_Data lines_

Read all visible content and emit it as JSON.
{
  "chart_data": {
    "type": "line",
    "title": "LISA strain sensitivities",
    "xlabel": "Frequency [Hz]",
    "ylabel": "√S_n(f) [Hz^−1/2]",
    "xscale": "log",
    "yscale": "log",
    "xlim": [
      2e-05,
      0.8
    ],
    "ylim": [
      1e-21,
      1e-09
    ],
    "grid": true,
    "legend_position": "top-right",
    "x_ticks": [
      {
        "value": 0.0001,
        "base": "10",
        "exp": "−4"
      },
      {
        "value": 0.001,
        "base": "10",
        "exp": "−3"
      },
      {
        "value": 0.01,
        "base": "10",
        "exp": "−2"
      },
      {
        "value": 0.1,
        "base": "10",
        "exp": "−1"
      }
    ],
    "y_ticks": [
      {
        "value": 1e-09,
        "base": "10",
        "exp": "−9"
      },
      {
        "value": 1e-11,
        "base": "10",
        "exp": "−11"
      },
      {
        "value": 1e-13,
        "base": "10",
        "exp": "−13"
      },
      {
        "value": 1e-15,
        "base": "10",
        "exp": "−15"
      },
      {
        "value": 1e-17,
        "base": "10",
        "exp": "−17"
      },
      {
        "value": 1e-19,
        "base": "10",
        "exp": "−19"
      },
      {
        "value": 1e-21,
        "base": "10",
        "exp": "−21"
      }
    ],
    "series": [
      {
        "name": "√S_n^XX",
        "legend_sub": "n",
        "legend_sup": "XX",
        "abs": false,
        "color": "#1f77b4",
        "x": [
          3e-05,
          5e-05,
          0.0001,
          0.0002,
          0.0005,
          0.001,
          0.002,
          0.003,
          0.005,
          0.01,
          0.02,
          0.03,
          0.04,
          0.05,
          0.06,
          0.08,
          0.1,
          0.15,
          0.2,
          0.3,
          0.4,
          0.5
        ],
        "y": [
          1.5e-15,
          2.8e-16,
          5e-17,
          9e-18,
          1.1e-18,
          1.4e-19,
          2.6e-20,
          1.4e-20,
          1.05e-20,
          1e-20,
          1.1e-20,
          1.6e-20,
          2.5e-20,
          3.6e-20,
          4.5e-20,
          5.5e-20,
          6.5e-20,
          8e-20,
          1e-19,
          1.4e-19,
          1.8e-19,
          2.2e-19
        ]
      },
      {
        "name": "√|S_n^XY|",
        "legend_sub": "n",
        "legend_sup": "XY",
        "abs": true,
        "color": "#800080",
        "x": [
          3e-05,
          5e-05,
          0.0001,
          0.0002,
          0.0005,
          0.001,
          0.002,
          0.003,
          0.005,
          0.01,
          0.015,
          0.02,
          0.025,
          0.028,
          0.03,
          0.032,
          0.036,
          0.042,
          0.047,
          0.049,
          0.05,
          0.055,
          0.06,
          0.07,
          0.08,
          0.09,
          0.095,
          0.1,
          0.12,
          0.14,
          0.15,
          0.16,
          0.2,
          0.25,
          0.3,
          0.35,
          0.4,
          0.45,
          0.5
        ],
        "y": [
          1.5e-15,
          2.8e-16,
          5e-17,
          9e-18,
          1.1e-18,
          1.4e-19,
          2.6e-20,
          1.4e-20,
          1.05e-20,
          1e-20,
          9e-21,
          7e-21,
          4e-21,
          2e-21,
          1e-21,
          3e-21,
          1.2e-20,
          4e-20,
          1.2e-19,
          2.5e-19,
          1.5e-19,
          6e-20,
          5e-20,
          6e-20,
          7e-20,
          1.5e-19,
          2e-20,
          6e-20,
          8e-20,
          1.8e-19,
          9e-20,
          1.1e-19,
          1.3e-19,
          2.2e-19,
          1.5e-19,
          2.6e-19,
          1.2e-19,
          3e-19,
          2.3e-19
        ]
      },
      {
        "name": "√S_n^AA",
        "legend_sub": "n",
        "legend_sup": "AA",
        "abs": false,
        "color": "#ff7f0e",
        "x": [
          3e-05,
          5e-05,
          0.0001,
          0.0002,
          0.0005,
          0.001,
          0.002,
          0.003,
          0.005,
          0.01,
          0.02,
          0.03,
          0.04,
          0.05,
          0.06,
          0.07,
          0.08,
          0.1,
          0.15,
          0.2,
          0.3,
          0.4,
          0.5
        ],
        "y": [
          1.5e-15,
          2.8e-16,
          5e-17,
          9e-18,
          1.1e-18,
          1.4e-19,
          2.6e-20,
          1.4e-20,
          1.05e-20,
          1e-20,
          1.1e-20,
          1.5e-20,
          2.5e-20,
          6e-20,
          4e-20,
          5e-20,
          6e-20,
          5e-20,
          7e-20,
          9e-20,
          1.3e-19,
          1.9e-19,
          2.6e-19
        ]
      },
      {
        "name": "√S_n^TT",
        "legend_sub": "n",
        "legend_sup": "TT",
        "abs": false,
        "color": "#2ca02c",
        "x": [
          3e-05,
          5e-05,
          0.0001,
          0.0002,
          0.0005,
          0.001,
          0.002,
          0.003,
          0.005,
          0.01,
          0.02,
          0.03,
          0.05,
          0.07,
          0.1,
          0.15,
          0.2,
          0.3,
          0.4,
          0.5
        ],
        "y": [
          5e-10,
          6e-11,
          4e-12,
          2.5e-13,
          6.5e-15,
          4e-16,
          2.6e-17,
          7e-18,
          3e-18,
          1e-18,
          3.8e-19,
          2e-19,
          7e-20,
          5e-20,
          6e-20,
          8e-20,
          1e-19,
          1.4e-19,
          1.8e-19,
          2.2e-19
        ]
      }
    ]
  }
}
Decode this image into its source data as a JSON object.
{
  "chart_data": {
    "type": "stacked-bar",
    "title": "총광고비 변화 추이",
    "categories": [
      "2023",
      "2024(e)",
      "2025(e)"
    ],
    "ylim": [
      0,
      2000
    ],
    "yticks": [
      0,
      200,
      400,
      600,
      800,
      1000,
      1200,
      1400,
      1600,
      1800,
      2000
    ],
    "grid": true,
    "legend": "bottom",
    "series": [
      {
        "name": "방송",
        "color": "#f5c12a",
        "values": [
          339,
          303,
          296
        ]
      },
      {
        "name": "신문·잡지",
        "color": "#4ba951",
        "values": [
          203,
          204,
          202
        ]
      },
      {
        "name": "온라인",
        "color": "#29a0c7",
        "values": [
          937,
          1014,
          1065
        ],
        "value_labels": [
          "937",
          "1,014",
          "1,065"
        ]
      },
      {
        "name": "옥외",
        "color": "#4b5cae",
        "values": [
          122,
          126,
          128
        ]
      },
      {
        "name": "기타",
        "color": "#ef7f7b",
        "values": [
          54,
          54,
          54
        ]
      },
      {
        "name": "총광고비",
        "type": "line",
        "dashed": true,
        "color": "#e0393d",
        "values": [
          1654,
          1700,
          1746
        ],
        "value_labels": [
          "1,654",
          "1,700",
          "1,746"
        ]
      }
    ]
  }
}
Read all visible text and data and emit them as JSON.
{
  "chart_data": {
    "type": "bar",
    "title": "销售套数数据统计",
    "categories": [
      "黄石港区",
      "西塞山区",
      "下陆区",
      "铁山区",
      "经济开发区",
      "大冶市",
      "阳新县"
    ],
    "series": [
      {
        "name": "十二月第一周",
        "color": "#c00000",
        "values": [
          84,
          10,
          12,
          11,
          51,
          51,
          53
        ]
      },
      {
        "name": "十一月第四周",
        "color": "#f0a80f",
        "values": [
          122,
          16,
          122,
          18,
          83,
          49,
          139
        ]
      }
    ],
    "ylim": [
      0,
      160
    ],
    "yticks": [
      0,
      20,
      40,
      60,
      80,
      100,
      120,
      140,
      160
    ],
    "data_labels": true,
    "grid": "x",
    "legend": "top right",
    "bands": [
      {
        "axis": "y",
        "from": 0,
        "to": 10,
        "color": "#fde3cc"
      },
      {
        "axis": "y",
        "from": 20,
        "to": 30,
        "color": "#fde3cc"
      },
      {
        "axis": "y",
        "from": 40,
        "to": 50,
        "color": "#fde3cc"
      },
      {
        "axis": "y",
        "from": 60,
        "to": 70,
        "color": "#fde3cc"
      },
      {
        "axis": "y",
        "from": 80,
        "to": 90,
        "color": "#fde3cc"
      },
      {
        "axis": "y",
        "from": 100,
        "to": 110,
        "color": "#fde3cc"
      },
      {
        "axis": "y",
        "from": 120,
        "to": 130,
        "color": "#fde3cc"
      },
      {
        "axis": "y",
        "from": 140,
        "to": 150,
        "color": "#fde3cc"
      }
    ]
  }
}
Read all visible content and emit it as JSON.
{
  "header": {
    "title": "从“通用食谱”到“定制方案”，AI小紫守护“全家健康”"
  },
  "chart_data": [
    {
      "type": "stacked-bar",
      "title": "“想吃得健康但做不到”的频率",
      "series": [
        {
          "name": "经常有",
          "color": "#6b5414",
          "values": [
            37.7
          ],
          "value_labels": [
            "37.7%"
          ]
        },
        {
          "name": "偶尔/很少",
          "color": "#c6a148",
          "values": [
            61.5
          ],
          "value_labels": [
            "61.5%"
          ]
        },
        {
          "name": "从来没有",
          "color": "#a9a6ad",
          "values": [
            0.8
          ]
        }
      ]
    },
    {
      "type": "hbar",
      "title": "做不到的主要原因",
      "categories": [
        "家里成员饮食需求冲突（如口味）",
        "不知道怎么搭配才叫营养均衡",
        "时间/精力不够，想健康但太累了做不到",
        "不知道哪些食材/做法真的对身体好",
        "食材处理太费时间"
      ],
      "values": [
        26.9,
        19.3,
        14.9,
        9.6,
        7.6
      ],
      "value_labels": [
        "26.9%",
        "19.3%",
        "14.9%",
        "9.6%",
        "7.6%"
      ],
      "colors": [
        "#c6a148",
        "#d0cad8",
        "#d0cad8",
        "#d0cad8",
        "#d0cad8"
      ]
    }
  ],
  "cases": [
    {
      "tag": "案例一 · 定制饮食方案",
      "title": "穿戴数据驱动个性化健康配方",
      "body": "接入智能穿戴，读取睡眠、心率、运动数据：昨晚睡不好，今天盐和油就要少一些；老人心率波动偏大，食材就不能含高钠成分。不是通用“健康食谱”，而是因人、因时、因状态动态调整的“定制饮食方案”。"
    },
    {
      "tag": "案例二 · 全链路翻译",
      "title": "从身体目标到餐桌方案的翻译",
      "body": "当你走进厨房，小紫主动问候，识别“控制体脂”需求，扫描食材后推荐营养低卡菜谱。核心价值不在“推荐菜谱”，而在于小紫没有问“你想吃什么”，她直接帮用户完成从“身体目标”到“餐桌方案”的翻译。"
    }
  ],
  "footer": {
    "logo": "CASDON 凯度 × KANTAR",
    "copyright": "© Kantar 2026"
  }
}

_Set exercise_
Find the lines holding "true" and list every one.

_Answer to the task_
    "grid": true,
        "abs": true,
    "grid": true,
        "dashed": true,
    "data_labels": true,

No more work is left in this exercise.